> **WHAT TO WORK ON**
Copy every line of the following data that includes the string "käännetään".

[Dataset items]
** start **

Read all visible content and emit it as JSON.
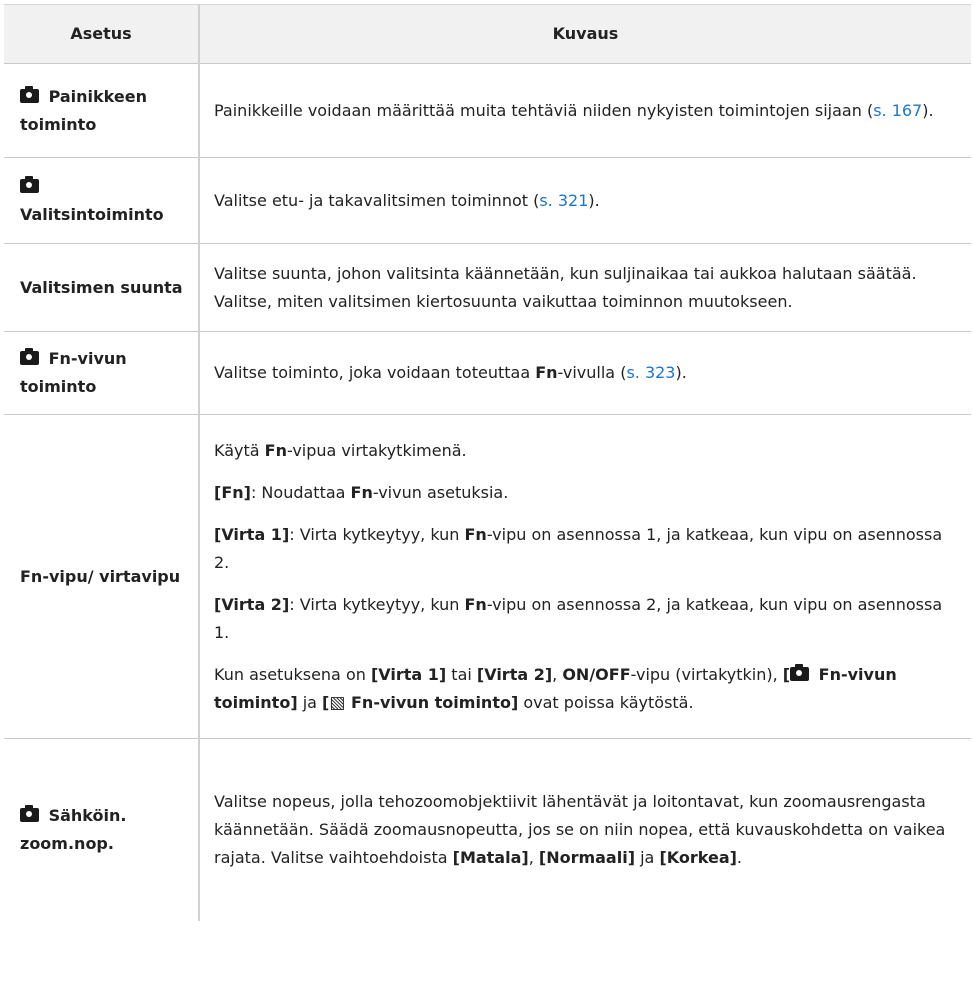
{
  "header": {
    "col1": "Asetus",
    "col2": "Kuvaus"
  },
  "rows": [
    {
      "setting": "Painikkeen toiminto",
      "desc_before": "Painikkeille voidaan määrittää muita tehtäviä niiden nykyisten toimintojen sijaan (",
      "link": "s. 167",
      "desc_after": ")."
    },
    {
      "setting": "Valitsintoiminto",
      "desc_before": "Valitse etu- ja takavalitsimen toiminnot (",
      "link": "s. 321",
      "desc_after": ")."
    },
    {
      "setting": "Valitsimen suunta",
      "desc": "Valitse suunta, johon valitsinta käännetään, kun suljinaikaa tai aukkoa halutaan säätää. Valitse, miten valitsimen kiertosuunta vaikuttaa toiminnon muutokseen."
    },
    {
      "setting": "Fn-vivun toiminto",
      "desc_before": "Valitse toiminto, joka voidaan toteuttaa ",
      "desc_bold": "Fn",
      "desc_mid": "-vivulla (",
      "link": "s. 323",
      "desc_after": ")."
    },
    {
      "setting": "Fn-vipu/ virtavipu",
      "p1_before": "Käytä ",
      "p1_bold": "Fn",
      "p1_after": "-vipua virtakytkimenä.",
      "p2_label": "[Fn]",
      "p2_text1": ": Noudattaa ",
      "p2_bold": "Fn",
      "p2_text2": "-vivun asetuksia.",
      "p3_label": "[Virta 1]",
      "p3_text1": ": Virta kytkeytyy, kun ",
      "p3_bold": "Fn",
      "p3_text2": "-vipu on asennossa 1, ja katkeaa, kun vipu on asennossa 2.",
      "p4_label": "[Virta 2]",
      "p4_text1": ": Virta kytkeytyy, kun ",
      "p4_bold": "Fn",
      "p4_text2": "-vipu on asennossa 2, ja katkeaa, kun vipu on asennossa 1.",
      "p5_text1": "Kun asetuksena on ",
      "p5_b1": "[Virta 1]",
      "p5_text2": " tai ",
      "p5_b2": "[Virta 2]",
      "p5_text3": ", ",
      "p5_b3": "ON/OFF",
      "p5_text4": "-vipu (virtakytkin), ",
      "p5_b4_open": "[",
      "p5_b4_label": " Fn-vivun toiminto]",
      "p5_text5": " ja ",
      "p5_b5_open": "[",
      "p5_b5_label": " Fn-vivun toiminto]",
      "p5_text6": " ovat poissa käytöstä."
    },
    {
      "setting": "Sähköin. zoom.nop.",
      "desc_before": "Valitse nopeus, jolla tehozoomobjektiivit lähentävät ja loitontavat, kun zoomausrengasta käännetään. Säädä zoomausnopeutta, jos se on niin nopea, että kuvauskohdetta on vaikea rajata. Valitse vaihtoehdoista ",
      "b1": "[Matala]",
      "mid1": ", ",
      "b2": "[Normaali]",
      "mid2": " ja ",
      "b3": "[Korkea]",
      "desc_after": "."
    }
  ],
  "colors": {
    "header_bg": "#f1f1f1",
    "link": "#1b76d1",
    "border": "#c9c9c9"
  },
  "icons": [
    "camera-icon",
    "movie-icon"
  ]
}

** end **

> **SOLUTION TO THIS TASK**
      "desc": "Valitse suunta, johon valitsinta käännetään, kun suljinaikaa tai aukkoa halutaan säätää. Valitse, miten valitsimen kiertosuunta vaikuttaa toiminnon muutokseen."
      "desc_before": "Valitse nopeus, jolla tehozoomobjektiivit lähentävät ja loitontavat, kun zoomausrengasta käännetään. Säädä zoomausnopeutta, jos se on niin nopea, että kuvauskohdetta on vaikea rajata. Valitse vaihtoehdoista ",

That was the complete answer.